- PROBLEM DETAILS -
In how many lines does the string "cool" appear? Answer with the number only.
● ● ● ●
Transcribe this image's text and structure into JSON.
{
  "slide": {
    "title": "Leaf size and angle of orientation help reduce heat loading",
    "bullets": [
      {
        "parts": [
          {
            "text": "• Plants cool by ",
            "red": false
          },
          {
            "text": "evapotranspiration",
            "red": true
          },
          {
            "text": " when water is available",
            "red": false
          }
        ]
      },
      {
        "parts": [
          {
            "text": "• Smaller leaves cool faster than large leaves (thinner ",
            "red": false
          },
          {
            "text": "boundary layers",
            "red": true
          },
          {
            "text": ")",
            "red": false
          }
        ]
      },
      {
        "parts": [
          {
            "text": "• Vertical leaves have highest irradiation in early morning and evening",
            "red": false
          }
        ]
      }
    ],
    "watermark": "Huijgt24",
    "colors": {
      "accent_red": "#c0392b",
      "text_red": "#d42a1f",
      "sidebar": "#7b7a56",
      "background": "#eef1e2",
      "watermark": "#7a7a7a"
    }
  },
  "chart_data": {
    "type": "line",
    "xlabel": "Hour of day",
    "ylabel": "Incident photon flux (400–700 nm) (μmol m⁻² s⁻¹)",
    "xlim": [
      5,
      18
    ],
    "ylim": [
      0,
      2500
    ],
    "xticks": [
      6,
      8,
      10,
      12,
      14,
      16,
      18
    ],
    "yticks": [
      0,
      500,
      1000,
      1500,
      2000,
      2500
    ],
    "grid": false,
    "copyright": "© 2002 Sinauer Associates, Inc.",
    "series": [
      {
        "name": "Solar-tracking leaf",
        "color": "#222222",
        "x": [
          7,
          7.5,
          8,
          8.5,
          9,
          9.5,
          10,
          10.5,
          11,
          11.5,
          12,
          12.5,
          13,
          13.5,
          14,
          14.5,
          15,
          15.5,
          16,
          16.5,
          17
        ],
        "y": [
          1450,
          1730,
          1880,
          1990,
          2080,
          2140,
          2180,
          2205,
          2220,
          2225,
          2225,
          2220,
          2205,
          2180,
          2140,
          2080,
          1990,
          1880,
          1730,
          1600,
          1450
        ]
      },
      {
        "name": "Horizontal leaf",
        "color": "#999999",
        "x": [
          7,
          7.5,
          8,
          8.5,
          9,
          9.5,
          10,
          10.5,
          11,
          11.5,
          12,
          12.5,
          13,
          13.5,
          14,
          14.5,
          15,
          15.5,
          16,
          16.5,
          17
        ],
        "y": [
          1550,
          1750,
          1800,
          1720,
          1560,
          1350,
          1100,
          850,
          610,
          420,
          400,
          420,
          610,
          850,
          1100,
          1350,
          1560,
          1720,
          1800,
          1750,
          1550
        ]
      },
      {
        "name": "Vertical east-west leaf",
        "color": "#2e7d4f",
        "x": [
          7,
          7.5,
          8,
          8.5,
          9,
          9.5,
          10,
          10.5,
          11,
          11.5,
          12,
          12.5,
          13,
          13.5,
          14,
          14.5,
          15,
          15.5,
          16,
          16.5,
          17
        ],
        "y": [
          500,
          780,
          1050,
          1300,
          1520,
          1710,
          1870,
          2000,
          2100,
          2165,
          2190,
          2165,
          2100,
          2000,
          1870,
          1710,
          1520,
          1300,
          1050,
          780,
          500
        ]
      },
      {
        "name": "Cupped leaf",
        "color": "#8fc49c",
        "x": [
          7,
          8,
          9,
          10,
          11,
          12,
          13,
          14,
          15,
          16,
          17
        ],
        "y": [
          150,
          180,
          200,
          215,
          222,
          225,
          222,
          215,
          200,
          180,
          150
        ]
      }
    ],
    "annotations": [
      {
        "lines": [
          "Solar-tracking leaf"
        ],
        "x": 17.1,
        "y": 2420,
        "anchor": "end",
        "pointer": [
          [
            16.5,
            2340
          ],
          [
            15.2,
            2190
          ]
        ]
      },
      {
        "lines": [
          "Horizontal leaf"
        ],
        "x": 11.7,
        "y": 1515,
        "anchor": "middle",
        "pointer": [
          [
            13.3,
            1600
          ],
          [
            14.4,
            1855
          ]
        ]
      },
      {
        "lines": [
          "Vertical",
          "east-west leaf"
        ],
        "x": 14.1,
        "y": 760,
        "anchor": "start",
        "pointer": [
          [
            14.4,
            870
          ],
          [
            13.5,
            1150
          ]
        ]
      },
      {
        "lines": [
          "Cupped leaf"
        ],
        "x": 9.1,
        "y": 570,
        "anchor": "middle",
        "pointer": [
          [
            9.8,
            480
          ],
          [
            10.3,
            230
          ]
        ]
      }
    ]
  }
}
● ● ● ●
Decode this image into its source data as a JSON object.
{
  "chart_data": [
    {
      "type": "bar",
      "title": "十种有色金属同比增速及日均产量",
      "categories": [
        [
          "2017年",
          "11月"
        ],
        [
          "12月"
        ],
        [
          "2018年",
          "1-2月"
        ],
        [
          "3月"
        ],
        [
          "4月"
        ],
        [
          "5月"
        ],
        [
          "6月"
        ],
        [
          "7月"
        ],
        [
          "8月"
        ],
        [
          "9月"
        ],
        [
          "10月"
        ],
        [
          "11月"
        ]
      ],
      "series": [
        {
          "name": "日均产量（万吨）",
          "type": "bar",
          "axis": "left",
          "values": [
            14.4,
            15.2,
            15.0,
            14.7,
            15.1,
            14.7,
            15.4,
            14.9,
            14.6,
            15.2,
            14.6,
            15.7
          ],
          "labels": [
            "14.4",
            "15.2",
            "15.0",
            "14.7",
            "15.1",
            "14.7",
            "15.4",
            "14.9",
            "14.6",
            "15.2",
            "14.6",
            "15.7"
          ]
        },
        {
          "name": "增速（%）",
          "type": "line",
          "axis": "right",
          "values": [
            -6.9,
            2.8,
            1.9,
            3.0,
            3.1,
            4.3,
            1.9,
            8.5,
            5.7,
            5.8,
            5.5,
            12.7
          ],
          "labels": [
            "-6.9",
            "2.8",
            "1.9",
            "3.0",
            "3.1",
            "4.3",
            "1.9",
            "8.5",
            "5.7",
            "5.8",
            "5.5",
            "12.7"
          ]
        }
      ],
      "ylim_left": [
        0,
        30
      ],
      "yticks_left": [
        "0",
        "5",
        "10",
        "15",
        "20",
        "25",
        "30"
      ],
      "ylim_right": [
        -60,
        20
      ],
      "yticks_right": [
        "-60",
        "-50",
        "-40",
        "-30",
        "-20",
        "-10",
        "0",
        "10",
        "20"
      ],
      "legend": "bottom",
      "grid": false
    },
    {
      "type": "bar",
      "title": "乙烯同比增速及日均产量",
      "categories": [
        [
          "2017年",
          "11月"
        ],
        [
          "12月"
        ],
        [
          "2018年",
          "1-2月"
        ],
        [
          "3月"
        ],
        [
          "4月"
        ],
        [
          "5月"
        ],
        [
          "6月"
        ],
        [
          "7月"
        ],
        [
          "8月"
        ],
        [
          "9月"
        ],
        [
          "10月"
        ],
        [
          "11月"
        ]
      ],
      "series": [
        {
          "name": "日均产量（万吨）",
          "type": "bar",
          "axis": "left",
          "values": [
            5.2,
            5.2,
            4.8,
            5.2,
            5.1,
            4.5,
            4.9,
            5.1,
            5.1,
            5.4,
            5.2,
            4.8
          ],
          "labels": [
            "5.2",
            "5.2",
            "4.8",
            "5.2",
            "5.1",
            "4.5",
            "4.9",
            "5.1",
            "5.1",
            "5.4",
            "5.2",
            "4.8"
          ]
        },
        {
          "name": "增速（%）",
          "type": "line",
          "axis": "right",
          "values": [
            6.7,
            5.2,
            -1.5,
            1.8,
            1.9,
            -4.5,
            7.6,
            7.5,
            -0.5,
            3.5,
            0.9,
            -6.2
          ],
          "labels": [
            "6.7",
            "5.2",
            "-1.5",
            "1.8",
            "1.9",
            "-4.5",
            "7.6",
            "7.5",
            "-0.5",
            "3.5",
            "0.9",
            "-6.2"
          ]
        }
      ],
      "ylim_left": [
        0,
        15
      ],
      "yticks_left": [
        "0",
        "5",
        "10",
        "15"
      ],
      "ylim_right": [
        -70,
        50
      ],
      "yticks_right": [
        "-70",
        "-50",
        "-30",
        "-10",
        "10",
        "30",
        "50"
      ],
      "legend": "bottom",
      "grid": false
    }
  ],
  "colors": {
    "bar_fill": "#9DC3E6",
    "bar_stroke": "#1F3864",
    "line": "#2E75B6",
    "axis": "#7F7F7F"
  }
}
● ● ● ●
- SOLUTION FOR THIS EXERCISE -
2